Part of a data file:
______
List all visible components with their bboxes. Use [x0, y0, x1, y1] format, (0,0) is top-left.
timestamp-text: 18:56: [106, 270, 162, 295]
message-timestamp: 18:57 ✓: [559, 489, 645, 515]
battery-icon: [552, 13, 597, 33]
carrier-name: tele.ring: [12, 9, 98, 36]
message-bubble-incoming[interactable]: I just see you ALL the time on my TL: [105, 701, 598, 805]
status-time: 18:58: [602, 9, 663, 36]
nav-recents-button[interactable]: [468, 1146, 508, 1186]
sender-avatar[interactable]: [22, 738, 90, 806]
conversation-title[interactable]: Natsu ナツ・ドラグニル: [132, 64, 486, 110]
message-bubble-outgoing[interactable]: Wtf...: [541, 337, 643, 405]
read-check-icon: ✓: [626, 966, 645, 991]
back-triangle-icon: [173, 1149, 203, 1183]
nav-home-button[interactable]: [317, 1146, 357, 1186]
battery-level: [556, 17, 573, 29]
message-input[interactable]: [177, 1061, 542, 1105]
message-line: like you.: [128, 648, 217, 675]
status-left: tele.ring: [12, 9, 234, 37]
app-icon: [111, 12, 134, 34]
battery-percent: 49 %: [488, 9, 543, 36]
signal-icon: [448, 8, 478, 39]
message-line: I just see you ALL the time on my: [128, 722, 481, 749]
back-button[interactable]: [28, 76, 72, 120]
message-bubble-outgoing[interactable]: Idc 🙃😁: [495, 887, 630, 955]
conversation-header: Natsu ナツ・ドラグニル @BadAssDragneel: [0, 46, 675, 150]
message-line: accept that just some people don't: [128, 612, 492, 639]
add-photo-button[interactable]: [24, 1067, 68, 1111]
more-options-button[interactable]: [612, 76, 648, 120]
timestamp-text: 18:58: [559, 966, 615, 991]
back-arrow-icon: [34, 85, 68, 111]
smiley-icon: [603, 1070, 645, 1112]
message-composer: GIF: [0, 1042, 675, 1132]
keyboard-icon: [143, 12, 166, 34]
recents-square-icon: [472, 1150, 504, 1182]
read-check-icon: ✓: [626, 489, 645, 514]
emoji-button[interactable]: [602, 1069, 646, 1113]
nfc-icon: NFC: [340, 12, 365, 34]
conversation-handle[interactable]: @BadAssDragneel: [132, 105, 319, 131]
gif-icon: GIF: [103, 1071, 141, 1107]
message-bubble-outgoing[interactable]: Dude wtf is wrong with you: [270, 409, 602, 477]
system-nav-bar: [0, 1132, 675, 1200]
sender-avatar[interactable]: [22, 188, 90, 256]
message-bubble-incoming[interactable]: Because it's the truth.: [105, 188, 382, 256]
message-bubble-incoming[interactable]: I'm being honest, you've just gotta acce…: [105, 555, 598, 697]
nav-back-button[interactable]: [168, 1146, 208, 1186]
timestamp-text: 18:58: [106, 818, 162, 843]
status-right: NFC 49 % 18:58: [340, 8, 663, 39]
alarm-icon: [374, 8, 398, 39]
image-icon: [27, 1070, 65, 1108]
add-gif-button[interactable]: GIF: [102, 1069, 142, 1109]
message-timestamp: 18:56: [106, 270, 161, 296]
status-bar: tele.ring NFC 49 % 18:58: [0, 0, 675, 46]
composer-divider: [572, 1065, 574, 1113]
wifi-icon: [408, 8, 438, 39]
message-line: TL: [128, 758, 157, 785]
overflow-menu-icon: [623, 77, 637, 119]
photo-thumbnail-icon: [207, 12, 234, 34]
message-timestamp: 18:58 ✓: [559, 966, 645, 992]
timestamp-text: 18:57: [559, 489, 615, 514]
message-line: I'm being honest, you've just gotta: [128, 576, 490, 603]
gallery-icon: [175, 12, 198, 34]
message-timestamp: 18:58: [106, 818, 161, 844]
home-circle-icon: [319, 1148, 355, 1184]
______
> EXERCISE:
Quote the data word for word, from its first line through the line that contains "nav-recents-button[interactable]: [468, 1146, 508, 1186]".

> OUTPUT FOR THIS EXERCISE:
List all visible components with their bboxes. Use [x0, y0, x1, y1] format, (0,0) is top-left.
timestamp-text: 18:56: [106, 270, 162, 295]
message-timestamp: 18:57 ✓: [559, 489, 645, 515]
battery-icon: [552, 13, 597, 33]
carrier-name: tele.ring: [12, 9, 98, 36]
message-bubble-incoming[interactable]: I just see you ALL the time on my TL: [105, 701, 598, 805]
status-time: 18:58: [602, 9, 663, 36]
nav-recents-button[interactable]: [468, 1146, 508, 1186]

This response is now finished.